__EXERCISE MATERIALS__.
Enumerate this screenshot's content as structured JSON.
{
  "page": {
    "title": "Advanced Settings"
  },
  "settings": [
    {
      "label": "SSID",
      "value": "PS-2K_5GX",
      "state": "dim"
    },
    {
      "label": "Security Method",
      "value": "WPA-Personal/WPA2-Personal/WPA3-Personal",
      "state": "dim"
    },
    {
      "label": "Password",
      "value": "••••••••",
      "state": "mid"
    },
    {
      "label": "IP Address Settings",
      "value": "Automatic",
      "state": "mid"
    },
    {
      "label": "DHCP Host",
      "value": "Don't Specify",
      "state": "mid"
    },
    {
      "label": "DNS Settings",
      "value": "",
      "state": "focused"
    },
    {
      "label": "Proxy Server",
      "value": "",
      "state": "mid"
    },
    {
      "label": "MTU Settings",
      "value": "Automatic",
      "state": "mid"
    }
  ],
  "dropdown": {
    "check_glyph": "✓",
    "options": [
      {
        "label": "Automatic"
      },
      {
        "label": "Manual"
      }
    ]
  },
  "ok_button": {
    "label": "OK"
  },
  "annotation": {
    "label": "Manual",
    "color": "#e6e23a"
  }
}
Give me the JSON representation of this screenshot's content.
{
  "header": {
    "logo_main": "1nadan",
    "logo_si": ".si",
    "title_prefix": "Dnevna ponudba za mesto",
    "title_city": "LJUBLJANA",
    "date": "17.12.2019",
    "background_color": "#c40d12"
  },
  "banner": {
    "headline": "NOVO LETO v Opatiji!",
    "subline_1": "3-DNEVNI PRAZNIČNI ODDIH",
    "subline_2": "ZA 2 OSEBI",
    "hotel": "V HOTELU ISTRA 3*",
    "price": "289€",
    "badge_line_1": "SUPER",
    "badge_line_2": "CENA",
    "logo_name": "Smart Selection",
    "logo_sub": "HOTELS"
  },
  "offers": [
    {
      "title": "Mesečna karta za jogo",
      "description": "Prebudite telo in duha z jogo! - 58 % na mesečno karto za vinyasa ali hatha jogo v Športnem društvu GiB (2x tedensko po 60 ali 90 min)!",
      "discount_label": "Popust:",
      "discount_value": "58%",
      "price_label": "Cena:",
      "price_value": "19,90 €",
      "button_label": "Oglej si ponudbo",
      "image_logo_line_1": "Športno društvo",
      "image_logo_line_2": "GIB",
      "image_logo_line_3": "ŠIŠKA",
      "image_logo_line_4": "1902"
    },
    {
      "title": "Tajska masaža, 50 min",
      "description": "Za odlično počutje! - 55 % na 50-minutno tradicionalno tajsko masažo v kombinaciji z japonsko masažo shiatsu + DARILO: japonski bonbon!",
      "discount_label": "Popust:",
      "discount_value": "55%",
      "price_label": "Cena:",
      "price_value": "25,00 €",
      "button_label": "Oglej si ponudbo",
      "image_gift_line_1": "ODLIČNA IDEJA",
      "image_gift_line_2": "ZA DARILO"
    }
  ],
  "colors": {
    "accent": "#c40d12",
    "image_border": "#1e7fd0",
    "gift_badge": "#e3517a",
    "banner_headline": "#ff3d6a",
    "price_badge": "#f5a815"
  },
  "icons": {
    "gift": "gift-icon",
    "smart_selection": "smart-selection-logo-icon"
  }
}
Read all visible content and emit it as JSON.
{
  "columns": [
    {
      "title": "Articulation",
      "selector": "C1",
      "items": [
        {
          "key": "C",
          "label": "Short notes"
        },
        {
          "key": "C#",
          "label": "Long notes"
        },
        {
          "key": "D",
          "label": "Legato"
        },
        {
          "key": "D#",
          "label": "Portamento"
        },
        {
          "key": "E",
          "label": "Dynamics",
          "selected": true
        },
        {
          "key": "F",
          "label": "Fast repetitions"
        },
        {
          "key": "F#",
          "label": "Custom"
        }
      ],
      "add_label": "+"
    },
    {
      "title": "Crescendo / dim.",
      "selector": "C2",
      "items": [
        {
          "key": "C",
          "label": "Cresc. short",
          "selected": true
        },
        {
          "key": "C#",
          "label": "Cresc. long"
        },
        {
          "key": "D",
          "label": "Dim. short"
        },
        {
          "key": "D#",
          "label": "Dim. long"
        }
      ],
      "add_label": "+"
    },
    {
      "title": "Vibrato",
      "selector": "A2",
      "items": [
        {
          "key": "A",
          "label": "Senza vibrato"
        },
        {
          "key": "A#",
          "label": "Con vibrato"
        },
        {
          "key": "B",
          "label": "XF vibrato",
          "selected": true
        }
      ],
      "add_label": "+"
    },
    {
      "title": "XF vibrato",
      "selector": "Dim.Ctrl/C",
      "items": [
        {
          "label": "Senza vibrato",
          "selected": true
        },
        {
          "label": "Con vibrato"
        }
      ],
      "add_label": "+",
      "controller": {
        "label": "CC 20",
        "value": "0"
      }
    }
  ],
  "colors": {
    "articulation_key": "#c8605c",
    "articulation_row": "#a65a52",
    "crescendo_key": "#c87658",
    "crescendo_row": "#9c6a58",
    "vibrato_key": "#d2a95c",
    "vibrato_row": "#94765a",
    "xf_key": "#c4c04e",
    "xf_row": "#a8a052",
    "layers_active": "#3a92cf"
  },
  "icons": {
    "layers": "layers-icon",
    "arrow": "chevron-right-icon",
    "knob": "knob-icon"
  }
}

__WHAT THE TASK ASKS__.
Copy each line of the listing that includes "content".

__WRITTEN RESPONSE__.
Enumerate this screenshot's content as structured JSON.
Give me the JSON representation of this screenshot's content.
Read all visible content and emit it as JSON.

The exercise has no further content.